TASK OBJECTIVE: Tally the lines in the listing below that contain "text" and report the tally alone.

Data entries
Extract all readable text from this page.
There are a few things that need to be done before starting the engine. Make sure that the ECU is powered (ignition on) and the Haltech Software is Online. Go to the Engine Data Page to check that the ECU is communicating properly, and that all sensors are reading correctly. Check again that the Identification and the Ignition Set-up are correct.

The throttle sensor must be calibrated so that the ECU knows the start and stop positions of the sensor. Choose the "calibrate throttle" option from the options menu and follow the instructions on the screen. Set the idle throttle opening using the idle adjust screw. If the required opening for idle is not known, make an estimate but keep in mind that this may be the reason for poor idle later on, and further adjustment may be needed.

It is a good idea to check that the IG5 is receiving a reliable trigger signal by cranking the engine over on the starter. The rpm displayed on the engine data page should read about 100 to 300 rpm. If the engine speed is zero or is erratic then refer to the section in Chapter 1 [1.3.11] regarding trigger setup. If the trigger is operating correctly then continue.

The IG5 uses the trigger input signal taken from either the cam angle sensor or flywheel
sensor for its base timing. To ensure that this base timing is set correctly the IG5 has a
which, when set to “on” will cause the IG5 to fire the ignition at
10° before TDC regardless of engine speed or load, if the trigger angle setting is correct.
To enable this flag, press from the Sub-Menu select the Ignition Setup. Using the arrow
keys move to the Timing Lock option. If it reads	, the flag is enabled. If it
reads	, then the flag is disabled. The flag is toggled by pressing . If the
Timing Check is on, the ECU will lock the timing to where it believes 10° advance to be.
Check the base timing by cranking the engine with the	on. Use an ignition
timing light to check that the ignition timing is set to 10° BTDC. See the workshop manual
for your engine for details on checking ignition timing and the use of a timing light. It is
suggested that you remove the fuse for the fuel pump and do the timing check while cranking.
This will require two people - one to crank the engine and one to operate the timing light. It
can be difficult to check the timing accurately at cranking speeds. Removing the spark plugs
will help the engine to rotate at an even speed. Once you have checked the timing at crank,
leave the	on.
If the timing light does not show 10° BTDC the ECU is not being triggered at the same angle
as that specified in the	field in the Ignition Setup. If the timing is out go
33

--

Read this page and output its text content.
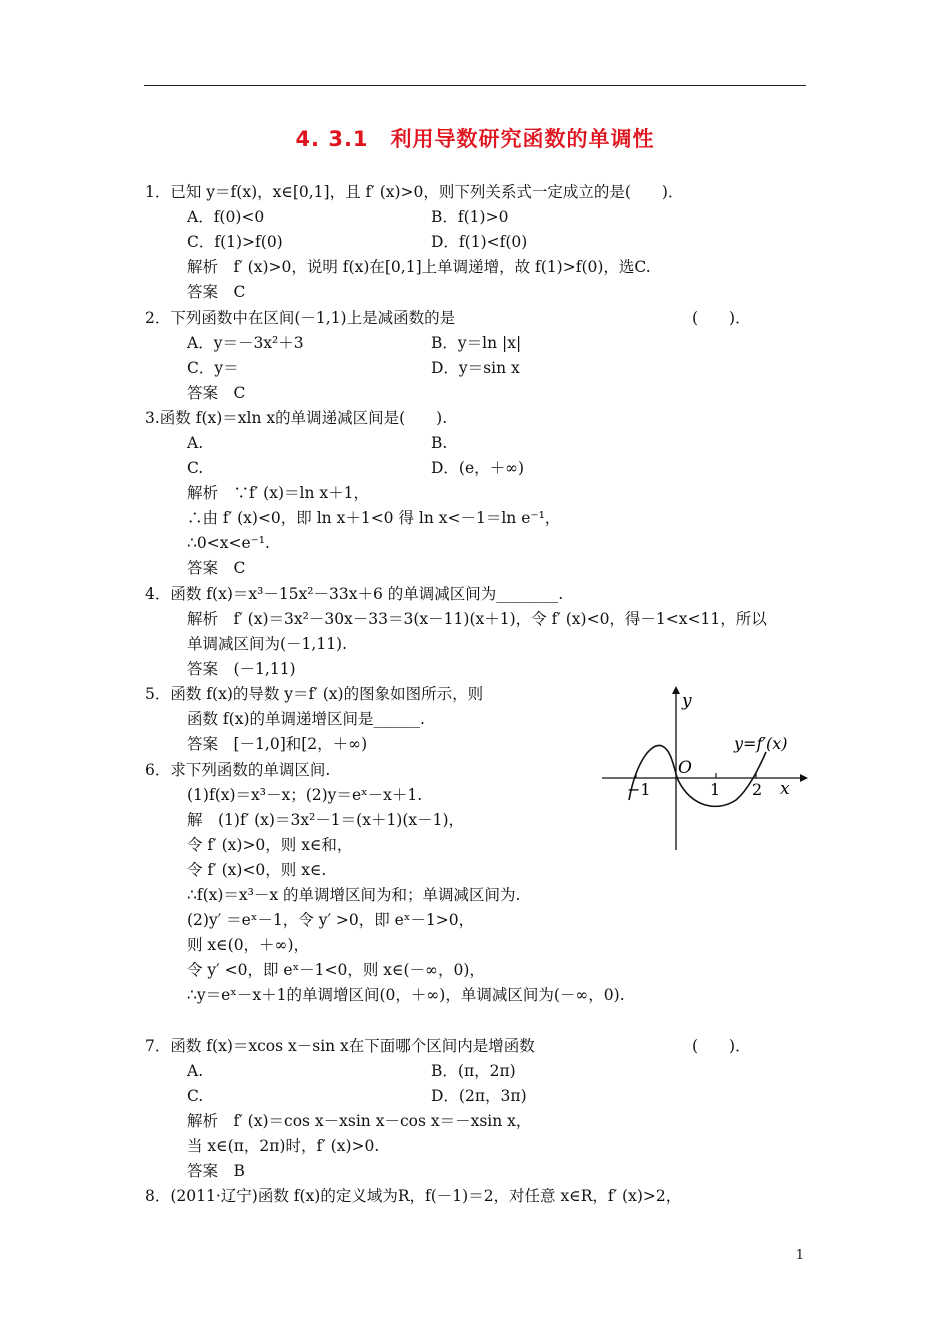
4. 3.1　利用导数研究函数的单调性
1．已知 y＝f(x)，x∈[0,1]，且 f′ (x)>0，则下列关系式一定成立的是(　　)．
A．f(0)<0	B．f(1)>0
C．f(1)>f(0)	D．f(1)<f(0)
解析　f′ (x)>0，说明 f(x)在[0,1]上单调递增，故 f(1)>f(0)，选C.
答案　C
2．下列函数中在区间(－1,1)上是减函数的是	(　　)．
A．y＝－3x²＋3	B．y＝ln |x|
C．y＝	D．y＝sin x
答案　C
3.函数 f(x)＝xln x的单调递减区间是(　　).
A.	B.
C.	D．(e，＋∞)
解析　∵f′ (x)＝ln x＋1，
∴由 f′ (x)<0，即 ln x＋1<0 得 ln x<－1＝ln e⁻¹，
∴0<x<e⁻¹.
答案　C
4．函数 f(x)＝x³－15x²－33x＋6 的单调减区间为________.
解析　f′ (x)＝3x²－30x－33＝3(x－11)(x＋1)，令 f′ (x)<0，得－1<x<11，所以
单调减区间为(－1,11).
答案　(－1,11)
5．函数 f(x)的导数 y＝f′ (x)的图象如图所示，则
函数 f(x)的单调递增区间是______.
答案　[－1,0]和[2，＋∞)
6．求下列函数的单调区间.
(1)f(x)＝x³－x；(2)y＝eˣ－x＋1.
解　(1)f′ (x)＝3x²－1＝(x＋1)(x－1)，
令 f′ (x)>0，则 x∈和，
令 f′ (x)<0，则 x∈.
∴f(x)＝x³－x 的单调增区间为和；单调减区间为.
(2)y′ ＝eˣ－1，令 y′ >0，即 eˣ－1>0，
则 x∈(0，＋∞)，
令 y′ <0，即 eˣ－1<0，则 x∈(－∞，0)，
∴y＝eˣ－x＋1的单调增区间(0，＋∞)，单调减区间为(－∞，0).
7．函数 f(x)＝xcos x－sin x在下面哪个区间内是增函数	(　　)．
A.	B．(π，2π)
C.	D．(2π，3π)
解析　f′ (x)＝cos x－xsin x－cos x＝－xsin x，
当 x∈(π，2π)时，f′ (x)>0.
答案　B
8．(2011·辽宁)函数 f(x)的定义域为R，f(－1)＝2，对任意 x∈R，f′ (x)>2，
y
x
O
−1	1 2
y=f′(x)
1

ANSWER TO THIS PROBLEM: 2